▶ **PASSAGE SHOWN**
┄┄┄┄┄┄┄┄┄┄┄┄┄┄┄┄┄┄┄┄

= 1946 Victorian Legislative Council election =

An election was held in the Australian state of Victoria on Saturday 15 June 1946 to elect 17 of the 34 members of the state's Legislative Council for six-year terms. MLCs were elected in single-member provinces using preferential voting.

==Results==

===Legislative Council===

Victorian Legislative Council election, 15 June 1946 Legislative Council << 1943–1949 >>
| Enrolled voters |  | 517,727 |  |  |  |  |
| Votes cast |  | 291,295 |  | Turnout | 56.3 | +39.1 |
| Informal votes |  | 5,912 |  | Informal | 2.0 | −0.6 |
Summary of votes by party
| Party |  | Primary votes | % | Swing | Seats won | Seats held |
|  | Liberal | 131,710 | 46.2 | +28.7 | 7 | 14 |
|  | Labor | 62,640 | 21.9 | −11.9 | 4 | 7 |
|  | Country | 38,259 | 13.4 | −3.9 | 6 | 12 |
|  | Other | 52,774 | 18.5 | −12.9 | 0 | 1 |
| Total |  | 285,383 |  |  | 17 | 34 |

==Retiring Members==

===Liberal===
- George Bolster MLC (Ballarat)

┄┄┄┄┄┄┄┄┄┄┄┄┄┄┄┄┄┄┄┄

▶ **SOURCE EXCERPT**
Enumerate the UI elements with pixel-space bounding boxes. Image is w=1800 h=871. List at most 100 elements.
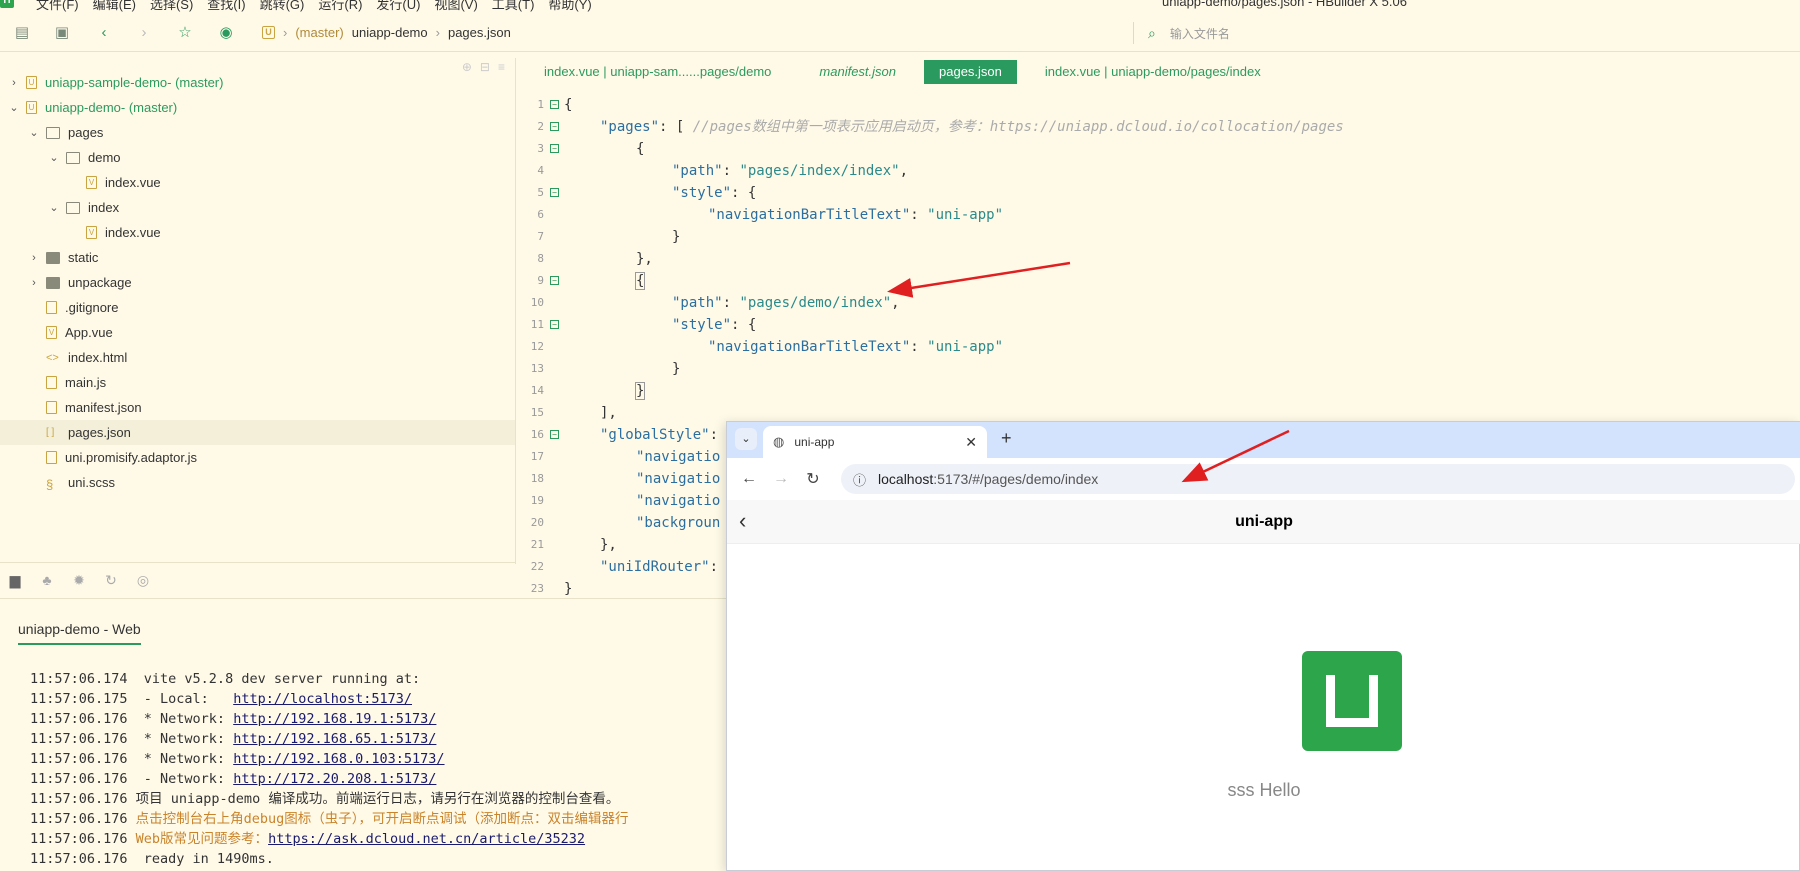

┄┄┄┄┄┄┄┄┄┄┄┄┄┄┄┄┄┄┄┄

▶ **WHAT IS ASKED**
Copy out the 1946 Victorian Legislative Council election text word for word, from its title through the last line.

▶ **RESULT FOR THIS TASK**
= 1946 Victorian Legislative Council election =

An election was held in the Australian state of Victoria on Saturday 15 June 1946 to elect 17 of the 34 members of the state's Legislative Council for six-year terms. MLCs were elected in single-member provinces using preferential voting.

==Results==

===Legislative Council===

Victorian Legislative Council election, 15 June 1946 Legislative Council << 1943–1949 >>
| Enrolled voters |  | 517,727 |  |  |  |  |
| Votes cast |  | 291,295 |  | Turnout | 56.3 | +39.1 |
| Informal votes |  | 5,912 |  | Informal | 2.0 | −0.6 |
Summary of votes by party
| Party |  | Primary votes | % | Swing | Seats won | Seats held |
|  | Liberal | 131,710 | 46.2 | +28.7 | 7 | 14 |
|  | Labor | 62,640 | 21.9 | −11.9 | 4 | 7 |
|  | Country | 38,259 | 13.4 | −3.9 | 6 | 12 |
|  | Other | 52,774 | 18.5 | −12.9 | 0 | 1 |
| Total |  | 285,383 |  |  | 17 | 34 |

==Retiring Members==

===Liberal===
- George Bolster MLC (Ballarat)